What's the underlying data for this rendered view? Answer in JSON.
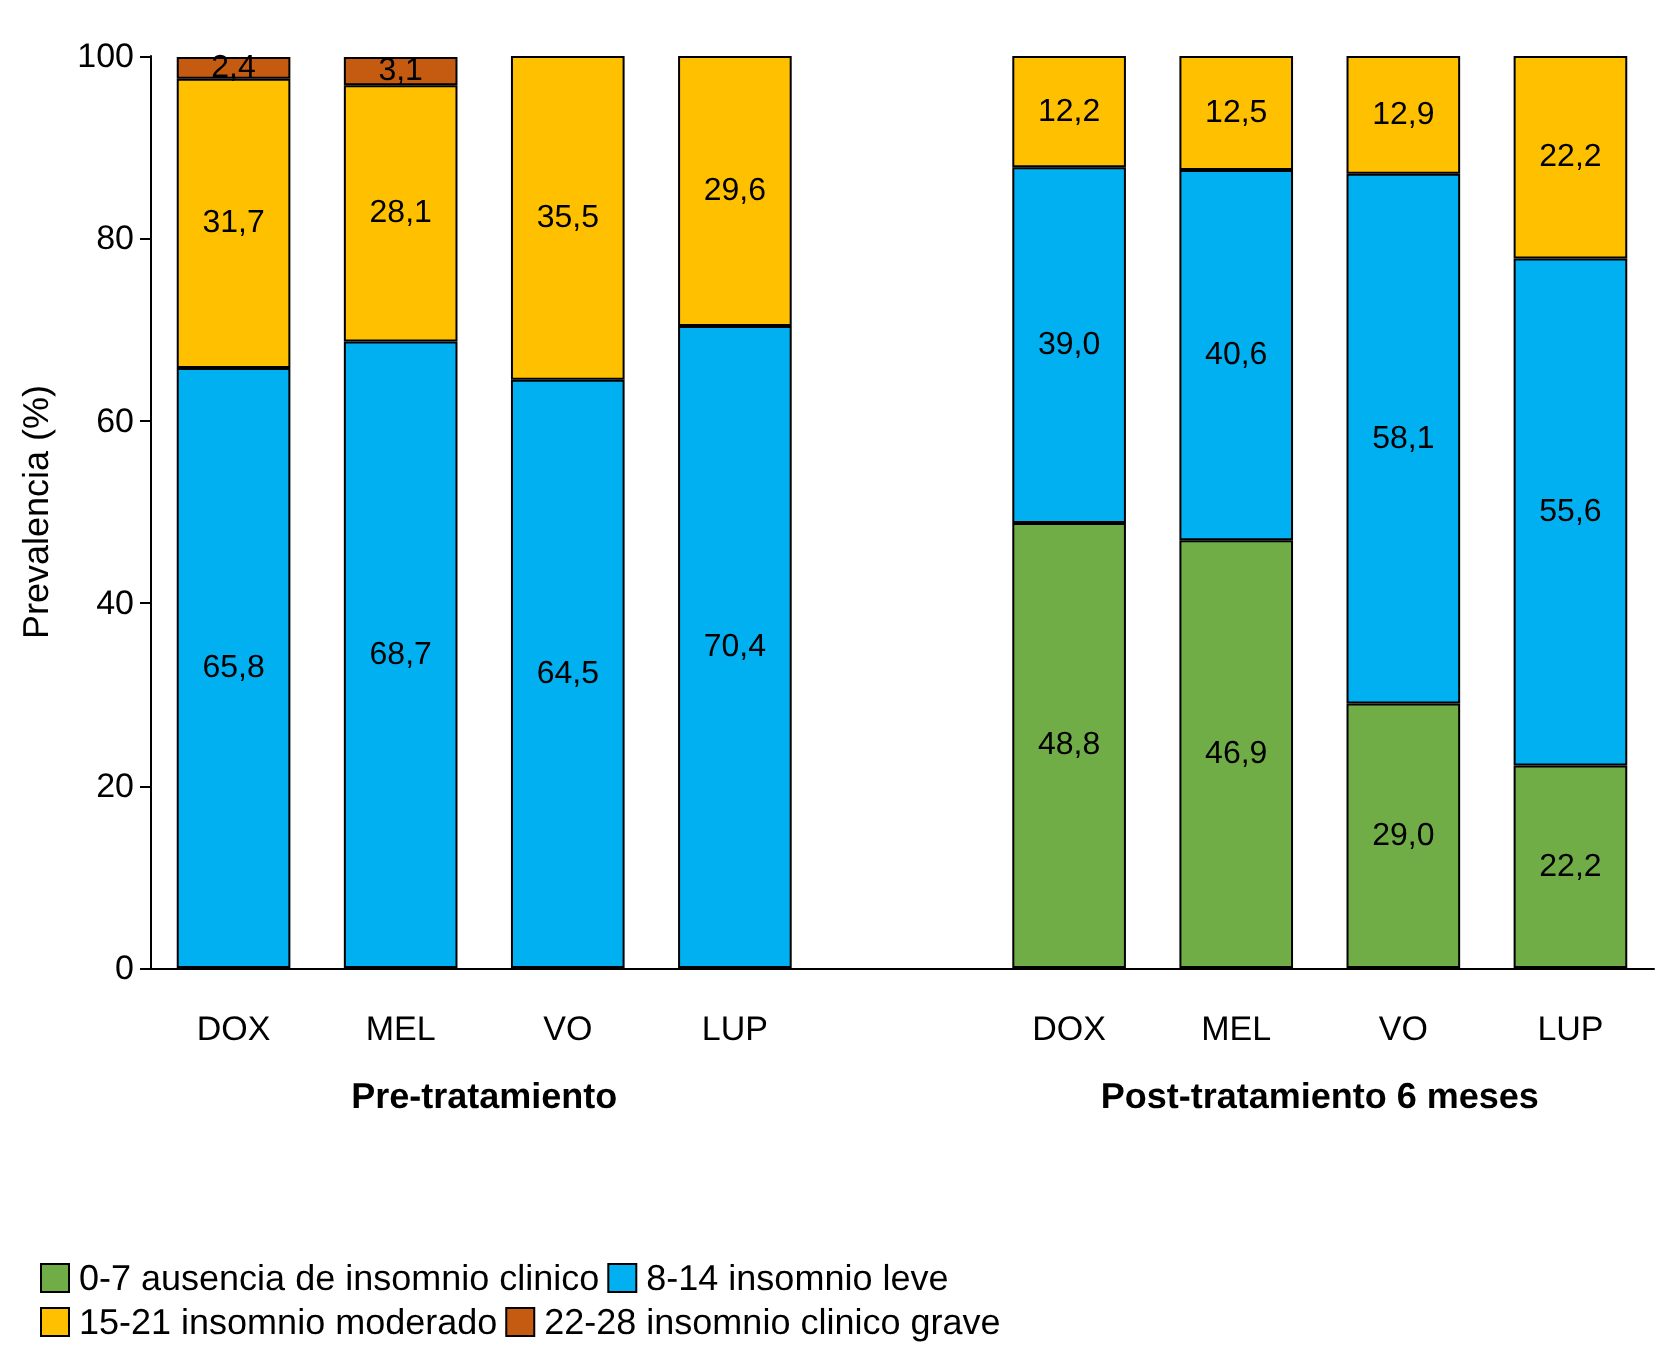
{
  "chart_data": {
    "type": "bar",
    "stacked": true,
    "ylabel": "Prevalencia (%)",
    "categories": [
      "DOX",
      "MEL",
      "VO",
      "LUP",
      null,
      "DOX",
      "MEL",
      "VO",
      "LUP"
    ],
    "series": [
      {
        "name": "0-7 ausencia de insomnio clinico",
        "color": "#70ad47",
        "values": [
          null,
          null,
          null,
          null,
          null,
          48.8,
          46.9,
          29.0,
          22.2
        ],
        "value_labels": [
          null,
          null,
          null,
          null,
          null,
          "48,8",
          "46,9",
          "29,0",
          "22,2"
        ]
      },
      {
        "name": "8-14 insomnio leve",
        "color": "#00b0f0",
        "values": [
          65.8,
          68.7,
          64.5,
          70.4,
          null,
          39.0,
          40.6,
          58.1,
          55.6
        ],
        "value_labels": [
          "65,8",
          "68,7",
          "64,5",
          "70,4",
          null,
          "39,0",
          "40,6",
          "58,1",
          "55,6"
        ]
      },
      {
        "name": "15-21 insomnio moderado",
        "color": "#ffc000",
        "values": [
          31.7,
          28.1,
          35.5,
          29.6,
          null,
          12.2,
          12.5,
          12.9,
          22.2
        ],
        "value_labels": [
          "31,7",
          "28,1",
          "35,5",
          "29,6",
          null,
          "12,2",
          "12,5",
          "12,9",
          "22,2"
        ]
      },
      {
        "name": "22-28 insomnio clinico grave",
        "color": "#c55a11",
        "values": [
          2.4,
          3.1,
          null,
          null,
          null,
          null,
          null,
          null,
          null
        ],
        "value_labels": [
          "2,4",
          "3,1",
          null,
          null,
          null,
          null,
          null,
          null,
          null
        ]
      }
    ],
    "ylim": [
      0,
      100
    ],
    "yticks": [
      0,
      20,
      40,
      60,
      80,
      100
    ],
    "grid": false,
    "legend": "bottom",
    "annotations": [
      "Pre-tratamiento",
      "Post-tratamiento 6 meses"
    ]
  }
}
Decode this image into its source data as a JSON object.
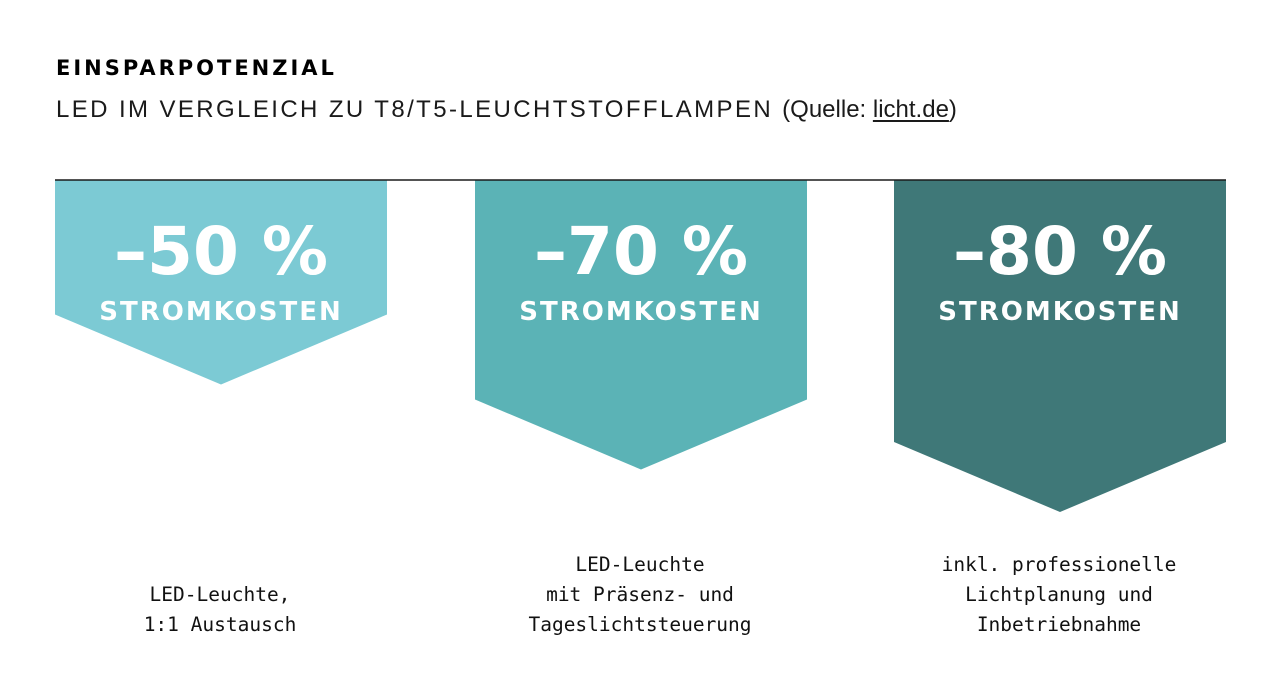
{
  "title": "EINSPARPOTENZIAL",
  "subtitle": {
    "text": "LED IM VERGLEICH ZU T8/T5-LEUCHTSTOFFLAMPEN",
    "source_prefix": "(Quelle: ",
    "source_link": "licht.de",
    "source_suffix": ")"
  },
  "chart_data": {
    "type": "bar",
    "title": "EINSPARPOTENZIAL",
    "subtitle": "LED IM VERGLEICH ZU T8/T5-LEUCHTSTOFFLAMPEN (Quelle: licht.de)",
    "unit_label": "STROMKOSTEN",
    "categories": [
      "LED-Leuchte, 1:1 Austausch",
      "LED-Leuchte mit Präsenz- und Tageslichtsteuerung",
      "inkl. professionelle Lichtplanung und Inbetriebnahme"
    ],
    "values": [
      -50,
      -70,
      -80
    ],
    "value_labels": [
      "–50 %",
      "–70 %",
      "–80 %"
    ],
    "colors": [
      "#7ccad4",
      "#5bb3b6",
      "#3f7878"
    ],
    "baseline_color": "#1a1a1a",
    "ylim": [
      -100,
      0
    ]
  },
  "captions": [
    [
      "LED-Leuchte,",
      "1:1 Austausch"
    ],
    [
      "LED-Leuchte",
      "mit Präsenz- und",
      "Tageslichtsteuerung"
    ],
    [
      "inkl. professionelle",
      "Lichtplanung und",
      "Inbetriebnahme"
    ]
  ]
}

_Exercise aim:_
Quote the material exactly. Pictures stay out.

_Result for this exercise:_
What's the underlying data for this rendered view? Answer in JSON.
{
  "chart_data": {
    "type": "bar",
    "stacked": true,
    "ylabel": "Prevalencia (%)",
    "categories": [
      "DOX",
      "MEL",
      "VO",
      "LUP",
      null,
      "DOX",
      "MEL",
      "VO",
      "LUP"
    ],
    "series": [
      {
        "name": "0-7 ausencia de insomnio clinico",
        "color": "#70ad47",
        "values": [
          null,
          null,
          null,
          null,
          null,
          48.8,
          46.9,
          29.0,
          22.2
        ],
        "value_labels": [
          null,
          null,
          null,
          null,
          null,
          "48,8",
          "46,9",
          "29,0",
          "22,2"
        ]
      },
      {
        "name": "8-14 insomnio leve",
        "color": "#00b0f0",
        "values": [
          65.8,
          68.7,
          64.5,
          70.4,
          null,
          39.0,
          40.6,
          58.1,
          55.6
        ],
        "value_labels": [
          "65,8",
          "68,7",
          "64,5",
          "70,4",
          null,
          "39,0",
          "40,6",
          "58,1",
          "55,6"
        ]
      },
      {
        "name": "15-21 insomnio moderado",
        "color": "#ffc000",
        "values": [
          31.7,
          28.1,
          35.5,
          29.6,
          null,
          12.2,
          12.5,
          12.9,
          22.2
        ],
        "value_labels": [
          "31,7",
          "28,1",
          "35,5",
          "29,6",
          null,
          "12,2",
          "12,5",
          "12,9",
          "22,2"
        ]
      },
      {
        "name": "22-28 insomnio clinico grave",
        "color": "#c55a11",
        "values": [
          2.4,
          3.1,
          null,
          null,
          null,
          null,
          null,
          null,
          null
        ],
        "value_labels": [
          "2,4",
          "3,1",
          null,
          null,
          null,
          null,
          null,
          null,
          null
        ]
      }
    ],
    "ylim": [
      0,
      100
    ],
    "yticks": [
      0,
      20,
      40,
      60,
      80,
      100
    ],
    "grid": false,
    "legend": "bottom",
    "annotations": [
      "Pre-tratamiento",
      "Post-tratamiento 6 meses"
    ]
  }
}
Decode this image into its source data as a JSON object.
{
  "title": "EINSPARPOTENZIAL",
  "subtitle": {
    "text": "LED IM VERGLEICH ZU T8/T5-LEUCHTSTOFFLAMPEN",
    "source_prefix": "(Quelle: ",
    "source_link": "licht.de",
    "source_suffix": ")"
  },
  "chart_data": {
    "type": "bar",
    "title": "EINSPARPOTENZIAL",
    "subtitle": "LED IM VERGLEICH ZU T8/T5-LEUCHTSTOFFLAMPEN (Quelle: licht.de)",
    "unit_label": "STROMKOSTEN",
    "categories": [
      "LED-Leuchte, 1:1 Austausch",
      "LED-Leuchte mit Präsenz- und Tageslichtsteuerung",
      "inkl. professionelle Lichtplanung und Inbetriebnahme"
    ],
    "values": [
      -50,
      -70,
      -80
    ],
    "value_labels": [
      "–50 %",
      "–70 %",
      "–80 %"
    ],
    "colors": [
      "#7ccad4",
      "#5bb3b6",
      "#3f7878"
    ],
    "baseline_color": "#1a1a1a",
    "ylim": [
      -100,
      0
    ]
  },
  "captions": [
    [
      "LED-Leuchte,",
      "1:1 Austausch"
    ],
    [
      "LED-Leuchte",
      "mit Präsenz- und",
      "Tageslichtsteuerung"
    ],
    [
      "inkl. professionelle",
      "Lichtplanung und",
      "Inbetriebnahme"
    ]
  ]
}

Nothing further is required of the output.